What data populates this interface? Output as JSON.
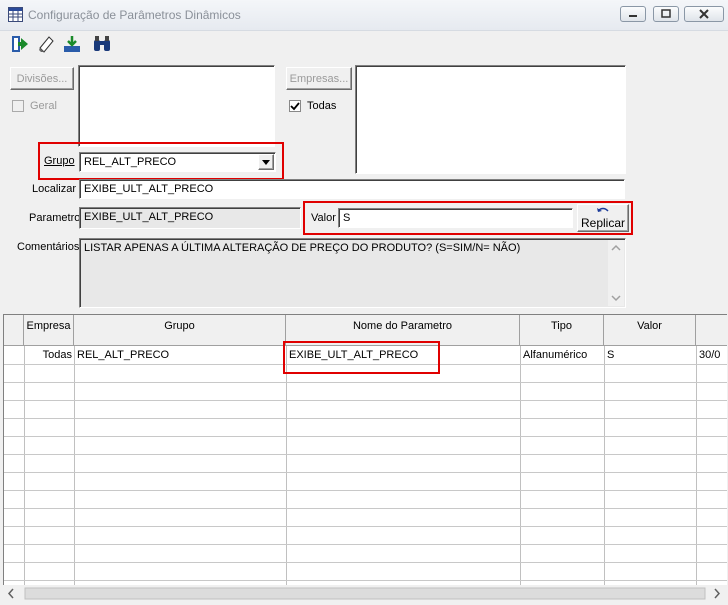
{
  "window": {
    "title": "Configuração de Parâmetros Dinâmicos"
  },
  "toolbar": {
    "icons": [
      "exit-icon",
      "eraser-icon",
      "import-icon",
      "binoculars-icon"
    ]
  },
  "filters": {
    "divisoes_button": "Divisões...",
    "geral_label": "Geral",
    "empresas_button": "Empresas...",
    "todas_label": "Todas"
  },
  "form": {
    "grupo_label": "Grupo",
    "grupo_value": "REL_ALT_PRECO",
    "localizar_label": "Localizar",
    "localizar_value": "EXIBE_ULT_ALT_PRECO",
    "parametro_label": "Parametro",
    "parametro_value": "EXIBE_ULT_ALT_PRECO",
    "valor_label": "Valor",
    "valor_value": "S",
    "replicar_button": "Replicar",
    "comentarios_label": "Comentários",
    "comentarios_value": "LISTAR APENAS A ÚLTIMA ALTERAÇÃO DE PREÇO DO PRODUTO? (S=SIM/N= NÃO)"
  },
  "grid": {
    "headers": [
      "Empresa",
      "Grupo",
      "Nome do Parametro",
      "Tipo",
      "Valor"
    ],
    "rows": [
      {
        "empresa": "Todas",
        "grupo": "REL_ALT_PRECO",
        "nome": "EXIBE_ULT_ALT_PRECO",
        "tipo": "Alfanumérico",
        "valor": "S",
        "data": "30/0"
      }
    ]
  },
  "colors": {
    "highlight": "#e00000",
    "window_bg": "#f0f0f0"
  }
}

++++++

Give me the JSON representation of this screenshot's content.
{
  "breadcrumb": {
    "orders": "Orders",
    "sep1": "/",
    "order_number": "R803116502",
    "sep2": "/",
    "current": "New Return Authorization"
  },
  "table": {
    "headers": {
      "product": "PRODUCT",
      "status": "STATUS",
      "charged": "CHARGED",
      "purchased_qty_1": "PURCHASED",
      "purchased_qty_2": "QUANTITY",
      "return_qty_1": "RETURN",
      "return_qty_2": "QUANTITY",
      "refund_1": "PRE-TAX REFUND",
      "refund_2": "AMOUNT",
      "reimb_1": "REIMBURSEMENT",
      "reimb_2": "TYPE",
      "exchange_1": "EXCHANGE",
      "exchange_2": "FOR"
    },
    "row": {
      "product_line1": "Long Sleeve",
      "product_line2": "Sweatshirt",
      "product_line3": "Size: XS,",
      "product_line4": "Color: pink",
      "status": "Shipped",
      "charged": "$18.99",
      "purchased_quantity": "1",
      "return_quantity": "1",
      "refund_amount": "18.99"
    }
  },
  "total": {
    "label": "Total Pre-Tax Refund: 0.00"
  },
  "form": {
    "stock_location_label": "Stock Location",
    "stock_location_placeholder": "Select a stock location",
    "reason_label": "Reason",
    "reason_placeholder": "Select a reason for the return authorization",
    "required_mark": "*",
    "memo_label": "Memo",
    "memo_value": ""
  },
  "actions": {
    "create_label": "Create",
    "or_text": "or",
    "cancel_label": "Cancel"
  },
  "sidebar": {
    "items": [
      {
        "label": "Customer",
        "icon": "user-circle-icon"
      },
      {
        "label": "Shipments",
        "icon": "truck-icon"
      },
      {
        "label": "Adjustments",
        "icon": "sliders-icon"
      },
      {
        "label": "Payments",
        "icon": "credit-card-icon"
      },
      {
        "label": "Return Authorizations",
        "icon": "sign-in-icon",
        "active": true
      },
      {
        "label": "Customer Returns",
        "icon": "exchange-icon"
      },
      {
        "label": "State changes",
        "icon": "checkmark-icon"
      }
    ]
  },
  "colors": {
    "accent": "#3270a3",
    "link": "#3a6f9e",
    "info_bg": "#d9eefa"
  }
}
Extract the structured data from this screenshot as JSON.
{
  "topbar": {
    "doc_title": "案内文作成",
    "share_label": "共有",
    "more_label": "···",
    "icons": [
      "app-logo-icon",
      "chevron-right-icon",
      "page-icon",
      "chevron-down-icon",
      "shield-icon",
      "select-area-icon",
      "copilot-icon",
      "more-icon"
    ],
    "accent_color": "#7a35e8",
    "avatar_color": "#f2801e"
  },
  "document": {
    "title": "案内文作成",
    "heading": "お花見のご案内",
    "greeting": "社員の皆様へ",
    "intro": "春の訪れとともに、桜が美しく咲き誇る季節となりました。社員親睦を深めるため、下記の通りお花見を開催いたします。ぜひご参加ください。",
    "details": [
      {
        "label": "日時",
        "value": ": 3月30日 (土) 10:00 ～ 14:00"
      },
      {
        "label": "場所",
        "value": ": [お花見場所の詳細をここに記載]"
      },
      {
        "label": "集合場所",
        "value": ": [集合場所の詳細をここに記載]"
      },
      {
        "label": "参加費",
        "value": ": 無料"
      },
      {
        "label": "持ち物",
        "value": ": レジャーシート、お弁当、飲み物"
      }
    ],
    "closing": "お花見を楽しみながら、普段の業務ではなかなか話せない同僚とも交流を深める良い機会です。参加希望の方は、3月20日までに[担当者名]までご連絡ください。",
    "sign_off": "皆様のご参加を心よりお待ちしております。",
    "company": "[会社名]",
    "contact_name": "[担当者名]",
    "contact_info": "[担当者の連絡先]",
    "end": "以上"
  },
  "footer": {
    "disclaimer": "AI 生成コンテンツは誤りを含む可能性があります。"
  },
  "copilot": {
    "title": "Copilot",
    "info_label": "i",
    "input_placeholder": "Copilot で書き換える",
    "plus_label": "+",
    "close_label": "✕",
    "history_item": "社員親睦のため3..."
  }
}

++++++

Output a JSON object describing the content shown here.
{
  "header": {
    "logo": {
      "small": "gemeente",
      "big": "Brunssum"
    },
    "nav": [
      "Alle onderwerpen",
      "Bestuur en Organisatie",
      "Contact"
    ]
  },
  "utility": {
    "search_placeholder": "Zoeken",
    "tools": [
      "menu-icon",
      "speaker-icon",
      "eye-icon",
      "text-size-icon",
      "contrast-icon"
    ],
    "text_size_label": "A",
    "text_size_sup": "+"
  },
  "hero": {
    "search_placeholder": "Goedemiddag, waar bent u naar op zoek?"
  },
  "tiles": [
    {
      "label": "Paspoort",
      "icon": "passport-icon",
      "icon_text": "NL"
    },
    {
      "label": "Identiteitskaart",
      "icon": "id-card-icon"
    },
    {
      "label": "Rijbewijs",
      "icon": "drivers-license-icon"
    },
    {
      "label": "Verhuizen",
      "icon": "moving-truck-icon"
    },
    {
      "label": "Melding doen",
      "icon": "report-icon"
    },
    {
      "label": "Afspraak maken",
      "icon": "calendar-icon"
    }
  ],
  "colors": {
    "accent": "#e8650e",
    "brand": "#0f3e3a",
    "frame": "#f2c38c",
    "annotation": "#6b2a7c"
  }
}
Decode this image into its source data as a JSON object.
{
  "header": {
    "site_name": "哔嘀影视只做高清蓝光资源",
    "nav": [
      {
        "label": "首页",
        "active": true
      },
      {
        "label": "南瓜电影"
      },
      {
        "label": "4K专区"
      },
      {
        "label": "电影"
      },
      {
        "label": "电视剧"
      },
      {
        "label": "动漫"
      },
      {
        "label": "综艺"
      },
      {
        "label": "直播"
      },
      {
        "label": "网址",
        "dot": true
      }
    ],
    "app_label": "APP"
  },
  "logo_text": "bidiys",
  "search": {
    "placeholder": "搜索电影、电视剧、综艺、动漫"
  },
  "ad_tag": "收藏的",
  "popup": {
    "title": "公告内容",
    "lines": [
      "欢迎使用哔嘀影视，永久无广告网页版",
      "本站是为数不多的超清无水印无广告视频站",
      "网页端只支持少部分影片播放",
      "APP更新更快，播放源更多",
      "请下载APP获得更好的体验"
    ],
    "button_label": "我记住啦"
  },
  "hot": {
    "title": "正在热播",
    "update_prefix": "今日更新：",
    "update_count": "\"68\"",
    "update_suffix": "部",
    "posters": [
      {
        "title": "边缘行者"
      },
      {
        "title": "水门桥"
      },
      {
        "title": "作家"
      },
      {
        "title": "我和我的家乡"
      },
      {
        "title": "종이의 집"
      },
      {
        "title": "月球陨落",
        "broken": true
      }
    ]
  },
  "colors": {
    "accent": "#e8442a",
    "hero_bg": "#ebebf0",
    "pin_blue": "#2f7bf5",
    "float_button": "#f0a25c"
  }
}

++++++

> _STATED EXERCISE_
On how many lines does the word "data" appear? Answer with only the number.

> _EXERCISE SOLUTION_
4